**SHORT TASK**:
Pull out every line with the word "EigenValue" from the entries below.

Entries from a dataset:
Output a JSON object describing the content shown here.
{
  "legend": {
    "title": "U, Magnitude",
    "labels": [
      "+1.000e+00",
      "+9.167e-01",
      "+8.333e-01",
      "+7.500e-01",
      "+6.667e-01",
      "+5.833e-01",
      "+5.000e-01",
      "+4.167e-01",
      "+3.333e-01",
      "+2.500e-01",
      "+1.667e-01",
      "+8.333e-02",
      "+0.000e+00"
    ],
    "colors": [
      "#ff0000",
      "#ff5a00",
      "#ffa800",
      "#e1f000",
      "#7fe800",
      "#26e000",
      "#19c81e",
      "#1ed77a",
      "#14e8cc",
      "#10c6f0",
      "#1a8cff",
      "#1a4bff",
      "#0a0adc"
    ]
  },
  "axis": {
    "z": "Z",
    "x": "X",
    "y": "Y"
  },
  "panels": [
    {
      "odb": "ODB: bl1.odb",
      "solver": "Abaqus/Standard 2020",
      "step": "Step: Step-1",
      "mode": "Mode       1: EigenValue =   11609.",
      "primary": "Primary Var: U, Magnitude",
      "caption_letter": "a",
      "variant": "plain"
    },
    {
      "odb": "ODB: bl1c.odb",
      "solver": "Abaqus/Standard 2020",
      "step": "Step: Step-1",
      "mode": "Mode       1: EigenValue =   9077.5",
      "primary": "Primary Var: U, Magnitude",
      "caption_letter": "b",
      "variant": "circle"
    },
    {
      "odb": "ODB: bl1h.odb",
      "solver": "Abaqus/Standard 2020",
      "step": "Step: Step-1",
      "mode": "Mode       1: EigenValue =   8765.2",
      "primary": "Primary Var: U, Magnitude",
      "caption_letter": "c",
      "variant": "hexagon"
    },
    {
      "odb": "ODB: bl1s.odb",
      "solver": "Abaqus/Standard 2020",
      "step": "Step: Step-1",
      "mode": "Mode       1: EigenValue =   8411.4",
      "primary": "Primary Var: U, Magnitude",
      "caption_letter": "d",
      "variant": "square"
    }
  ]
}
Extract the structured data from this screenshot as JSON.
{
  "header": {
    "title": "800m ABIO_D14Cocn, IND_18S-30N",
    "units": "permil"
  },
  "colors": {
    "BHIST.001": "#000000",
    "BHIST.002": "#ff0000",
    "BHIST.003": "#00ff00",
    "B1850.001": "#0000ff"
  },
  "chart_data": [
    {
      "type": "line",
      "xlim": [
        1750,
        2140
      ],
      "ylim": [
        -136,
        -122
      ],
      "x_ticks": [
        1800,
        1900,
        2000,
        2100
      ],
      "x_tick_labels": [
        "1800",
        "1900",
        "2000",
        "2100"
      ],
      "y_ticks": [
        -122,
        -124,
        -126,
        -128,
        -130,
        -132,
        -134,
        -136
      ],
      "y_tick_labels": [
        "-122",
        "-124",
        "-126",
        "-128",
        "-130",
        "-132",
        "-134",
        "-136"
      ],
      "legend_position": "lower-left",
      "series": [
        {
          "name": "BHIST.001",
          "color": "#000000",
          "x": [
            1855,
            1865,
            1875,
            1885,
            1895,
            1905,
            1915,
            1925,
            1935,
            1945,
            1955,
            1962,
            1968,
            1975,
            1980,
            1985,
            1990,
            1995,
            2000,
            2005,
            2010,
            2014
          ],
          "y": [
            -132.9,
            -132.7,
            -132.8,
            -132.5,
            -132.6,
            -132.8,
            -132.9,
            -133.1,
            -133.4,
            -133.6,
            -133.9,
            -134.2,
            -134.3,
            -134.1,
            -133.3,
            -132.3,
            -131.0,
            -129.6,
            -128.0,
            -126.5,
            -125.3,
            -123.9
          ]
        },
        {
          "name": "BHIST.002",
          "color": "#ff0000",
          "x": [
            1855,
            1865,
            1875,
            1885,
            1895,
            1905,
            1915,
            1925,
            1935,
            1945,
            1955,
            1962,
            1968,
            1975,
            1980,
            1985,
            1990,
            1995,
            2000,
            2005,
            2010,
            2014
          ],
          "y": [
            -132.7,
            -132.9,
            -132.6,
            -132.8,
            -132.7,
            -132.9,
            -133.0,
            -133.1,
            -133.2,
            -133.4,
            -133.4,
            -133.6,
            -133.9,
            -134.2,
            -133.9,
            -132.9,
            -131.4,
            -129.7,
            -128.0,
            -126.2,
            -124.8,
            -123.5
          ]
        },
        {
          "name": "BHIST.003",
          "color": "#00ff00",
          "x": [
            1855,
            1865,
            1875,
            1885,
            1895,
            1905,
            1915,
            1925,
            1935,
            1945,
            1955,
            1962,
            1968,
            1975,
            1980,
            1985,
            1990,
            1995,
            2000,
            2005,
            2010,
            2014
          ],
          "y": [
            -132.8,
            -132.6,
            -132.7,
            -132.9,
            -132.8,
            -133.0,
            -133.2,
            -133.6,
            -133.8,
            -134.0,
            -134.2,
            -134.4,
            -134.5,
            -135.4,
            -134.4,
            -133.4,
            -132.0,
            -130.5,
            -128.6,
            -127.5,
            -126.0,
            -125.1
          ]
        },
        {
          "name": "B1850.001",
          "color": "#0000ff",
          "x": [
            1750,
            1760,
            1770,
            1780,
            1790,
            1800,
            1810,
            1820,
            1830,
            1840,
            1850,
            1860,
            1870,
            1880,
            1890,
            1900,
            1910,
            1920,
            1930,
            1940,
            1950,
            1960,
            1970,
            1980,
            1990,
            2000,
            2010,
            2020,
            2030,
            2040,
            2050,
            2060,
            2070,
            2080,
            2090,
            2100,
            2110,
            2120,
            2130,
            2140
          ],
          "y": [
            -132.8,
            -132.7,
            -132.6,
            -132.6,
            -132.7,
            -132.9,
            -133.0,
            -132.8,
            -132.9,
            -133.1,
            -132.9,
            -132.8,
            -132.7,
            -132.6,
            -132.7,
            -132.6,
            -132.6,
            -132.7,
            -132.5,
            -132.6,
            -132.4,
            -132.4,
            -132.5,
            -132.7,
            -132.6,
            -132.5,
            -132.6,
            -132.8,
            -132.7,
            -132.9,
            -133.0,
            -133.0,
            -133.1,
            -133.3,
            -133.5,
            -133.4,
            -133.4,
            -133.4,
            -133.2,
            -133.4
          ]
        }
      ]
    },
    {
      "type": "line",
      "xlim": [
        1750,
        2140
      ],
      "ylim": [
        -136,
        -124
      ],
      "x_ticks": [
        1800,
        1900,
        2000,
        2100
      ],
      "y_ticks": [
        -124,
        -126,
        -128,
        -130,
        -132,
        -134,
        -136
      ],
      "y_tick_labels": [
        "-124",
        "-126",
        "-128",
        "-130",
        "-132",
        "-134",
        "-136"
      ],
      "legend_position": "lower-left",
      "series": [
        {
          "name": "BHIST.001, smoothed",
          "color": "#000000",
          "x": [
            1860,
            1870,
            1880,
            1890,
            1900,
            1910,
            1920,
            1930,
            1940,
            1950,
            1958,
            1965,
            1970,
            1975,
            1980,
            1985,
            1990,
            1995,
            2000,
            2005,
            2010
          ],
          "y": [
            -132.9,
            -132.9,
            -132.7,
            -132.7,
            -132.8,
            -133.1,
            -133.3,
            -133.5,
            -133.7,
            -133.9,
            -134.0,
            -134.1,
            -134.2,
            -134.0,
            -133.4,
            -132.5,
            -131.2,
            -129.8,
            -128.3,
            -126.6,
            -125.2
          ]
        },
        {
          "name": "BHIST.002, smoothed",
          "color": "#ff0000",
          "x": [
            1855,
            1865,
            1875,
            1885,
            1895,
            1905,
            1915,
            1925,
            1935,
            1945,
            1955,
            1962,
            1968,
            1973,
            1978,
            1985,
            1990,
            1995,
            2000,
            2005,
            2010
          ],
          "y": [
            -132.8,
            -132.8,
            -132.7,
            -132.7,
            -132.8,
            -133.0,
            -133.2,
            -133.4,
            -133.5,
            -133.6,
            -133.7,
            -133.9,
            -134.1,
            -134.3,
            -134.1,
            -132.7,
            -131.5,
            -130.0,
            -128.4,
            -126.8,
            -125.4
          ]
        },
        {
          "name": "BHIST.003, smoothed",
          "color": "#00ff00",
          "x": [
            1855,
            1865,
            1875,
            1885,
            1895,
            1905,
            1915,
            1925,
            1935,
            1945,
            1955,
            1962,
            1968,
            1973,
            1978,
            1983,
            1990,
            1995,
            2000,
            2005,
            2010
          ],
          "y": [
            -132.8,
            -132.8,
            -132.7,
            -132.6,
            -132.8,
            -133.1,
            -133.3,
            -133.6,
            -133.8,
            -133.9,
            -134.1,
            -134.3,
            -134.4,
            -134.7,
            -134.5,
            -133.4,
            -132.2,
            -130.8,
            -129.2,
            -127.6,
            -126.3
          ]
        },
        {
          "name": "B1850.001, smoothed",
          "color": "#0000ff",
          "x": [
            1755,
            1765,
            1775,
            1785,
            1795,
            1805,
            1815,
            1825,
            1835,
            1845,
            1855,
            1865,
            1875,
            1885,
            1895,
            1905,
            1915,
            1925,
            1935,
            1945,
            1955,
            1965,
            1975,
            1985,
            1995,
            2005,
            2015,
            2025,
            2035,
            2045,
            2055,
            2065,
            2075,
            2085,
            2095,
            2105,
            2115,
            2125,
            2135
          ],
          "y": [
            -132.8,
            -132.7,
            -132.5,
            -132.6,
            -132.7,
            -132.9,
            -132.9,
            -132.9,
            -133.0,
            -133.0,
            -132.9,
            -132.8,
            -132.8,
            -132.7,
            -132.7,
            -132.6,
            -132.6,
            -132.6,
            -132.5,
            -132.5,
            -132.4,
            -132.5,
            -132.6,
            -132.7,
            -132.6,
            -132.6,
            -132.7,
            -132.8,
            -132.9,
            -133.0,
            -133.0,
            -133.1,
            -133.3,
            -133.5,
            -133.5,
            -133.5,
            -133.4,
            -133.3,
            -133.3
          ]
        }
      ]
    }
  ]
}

**OUTPUT FOR THIS EXERCISE**:
      "mode": "Mode       1: EigenValue =   11609.",
      "mode": "Mode       1: EigenValue =   9077.5",
      "mode": "Mode       1: EigenValue =   8765.2",
      "mode": "Mode       1: EigenValue =   8411.4",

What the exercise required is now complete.